## [What to do]
a) In the Bujar Loci profile below, where was he born?
b) Please reproduce the Bujar Loci profile below from "Kosovan basketball player" up to and including "former basketball player.".
c) Write the next part of the Bujar Loci profile below, picking up after its final sentence.

## [Excerpted text]
++++
Bujar Loci

Grapeland
- League: Kosovo Superleague

Personal information
- Born: 5 June 1969 (age 56) Peja, Yugoslavia
- Nationality: Kosovan
- Coaching career: 2005–present

Career history

Playing
- 1993–2000: Peja

Coaching
- 2005: Kosovo
- 2007–2011: Peja
- 2012–2014: Peja (assistant)
- 2019: Prishtina
- 2019–2021: Rahoveci
- 2021–2023: KBF Penza
- 2023–2024: Kosovo (assistant)
- 2024–2026: Grapeland/Rahoveci 029
- 2025–present: Kosovo

Career highlights
- As player: 3× Kosovo League champion (1994–1996); 3x Kosovo Cup winner (1994, 1995, 1997); Kosovo Supercup winner (1997); As head coach: Kosovo Cup winner (2011); Kosovo Supercup winner (2019); Kosovo First League champion (2025);

= Bujar Loci =

Kosovan basketball player and coach

Bujar Loci (born 5 June 1969) is a Kosovan professional basketball head coach for Grapeland of the Kosovo Basketball Superleague and a former basketball player.
++++
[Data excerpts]
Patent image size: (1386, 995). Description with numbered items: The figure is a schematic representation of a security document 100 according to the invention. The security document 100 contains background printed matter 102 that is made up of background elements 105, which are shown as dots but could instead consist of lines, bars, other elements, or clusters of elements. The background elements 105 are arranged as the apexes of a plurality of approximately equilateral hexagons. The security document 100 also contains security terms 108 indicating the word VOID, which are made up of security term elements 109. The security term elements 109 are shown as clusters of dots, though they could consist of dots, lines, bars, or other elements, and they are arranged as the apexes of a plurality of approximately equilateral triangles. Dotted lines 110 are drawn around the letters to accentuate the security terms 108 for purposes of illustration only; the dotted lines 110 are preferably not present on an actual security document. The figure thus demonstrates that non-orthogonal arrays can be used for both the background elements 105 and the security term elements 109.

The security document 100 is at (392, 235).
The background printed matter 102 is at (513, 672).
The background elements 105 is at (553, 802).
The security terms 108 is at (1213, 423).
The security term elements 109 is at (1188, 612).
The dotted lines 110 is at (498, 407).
++++
## [Expected outputs]
a) Peja, Yugoslavia.

b)
Kosovan basketball player and coach

Bujar Loci (born 5 June 1969) is a Kosovan professional basketball head coach for Grapeland of the Kosovo Basketball Superleague and a former basketball player.

c)
==Playing career==
Loci played for Peja of which he was one of the founding members.

==Coaching career==
In 2005, the Kosovo national team, coached by Loci, participated in a friendly tournament in Alexandria where they played against Egypt and Romania.

In 2025, he was appointed once again as the head coach of Kosovo national team.